- What the task asks -
Extract each line from the entries below that has the string "グループの制限" in it.

- Given data -
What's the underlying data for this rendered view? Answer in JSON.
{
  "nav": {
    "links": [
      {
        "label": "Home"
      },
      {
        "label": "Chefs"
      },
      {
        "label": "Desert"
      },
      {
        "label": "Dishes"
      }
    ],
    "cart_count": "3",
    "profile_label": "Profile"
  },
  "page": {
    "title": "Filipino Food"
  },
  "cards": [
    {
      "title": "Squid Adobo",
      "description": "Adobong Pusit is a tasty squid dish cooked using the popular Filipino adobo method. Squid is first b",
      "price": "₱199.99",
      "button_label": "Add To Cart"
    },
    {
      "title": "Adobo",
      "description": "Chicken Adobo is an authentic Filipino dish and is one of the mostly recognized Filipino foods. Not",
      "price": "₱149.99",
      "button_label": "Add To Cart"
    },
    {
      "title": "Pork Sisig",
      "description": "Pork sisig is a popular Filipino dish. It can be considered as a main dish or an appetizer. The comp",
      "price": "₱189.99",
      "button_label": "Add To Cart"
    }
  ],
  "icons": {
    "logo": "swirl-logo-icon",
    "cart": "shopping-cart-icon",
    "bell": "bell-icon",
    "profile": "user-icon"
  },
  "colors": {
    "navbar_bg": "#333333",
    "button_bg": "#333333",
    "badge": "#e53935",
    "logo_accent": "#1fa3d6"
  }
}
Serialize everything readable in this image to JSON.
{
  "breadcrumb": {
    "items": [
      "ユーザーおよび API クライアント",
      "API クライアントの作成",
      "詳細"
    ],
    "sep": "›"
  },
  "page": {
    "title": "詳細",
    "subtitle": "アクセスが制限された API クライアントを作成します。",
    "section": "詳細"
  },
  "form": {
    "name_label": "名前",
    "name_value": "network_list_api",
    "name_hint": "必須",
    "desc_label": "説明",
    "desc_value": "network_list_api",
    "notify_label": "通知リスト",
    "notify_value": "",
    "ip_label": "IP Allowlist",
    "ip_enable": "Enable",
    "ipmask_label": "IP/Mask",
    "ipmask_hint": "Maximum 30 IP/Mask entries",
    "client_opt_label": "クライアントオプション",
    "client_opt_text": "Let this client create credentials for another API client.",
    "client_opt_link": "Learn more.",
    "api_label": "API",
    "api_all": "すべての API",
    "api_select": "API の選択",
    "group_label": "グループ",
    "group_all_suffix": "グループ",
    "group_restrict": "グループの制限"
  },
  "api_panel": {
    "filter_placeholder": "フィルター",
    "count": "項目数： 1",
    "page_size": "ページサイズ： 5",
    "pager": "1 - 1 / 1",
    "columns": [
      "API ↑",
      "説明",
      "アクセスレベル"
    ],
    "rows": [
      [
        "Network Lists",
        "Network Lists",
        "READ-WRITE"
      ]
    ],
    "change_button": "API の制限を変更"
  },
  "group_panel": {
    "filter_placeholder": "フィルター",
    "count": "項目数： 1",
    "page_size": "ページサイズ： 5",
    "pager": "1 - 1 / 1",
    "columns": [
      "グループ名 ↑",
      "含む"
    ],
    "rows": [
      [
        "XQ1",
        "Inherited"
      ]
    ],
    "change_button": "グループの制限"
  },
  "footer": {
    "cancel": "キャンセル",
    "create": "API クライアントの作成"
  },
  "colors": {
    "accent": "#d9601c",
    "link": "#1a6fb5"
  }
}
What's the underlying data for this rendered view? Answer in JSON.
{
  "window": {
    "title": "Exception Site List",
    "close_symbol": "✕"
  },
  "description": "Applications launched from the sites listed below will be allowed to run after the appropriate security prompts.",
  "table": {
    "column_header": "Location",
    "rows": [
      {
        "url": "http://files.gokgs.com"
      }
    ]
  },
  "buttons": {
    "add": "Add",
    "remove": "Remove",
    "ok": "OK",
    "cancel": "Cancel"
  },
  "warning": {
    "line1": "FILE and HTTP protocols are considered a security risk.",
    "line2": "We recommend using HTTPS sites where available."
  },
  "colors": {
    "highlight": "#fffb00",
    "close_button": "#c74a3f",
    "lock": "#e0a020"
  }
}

- Written solution -
    "group_restrict": "グループの制限"
    "change_button": "グループの制限"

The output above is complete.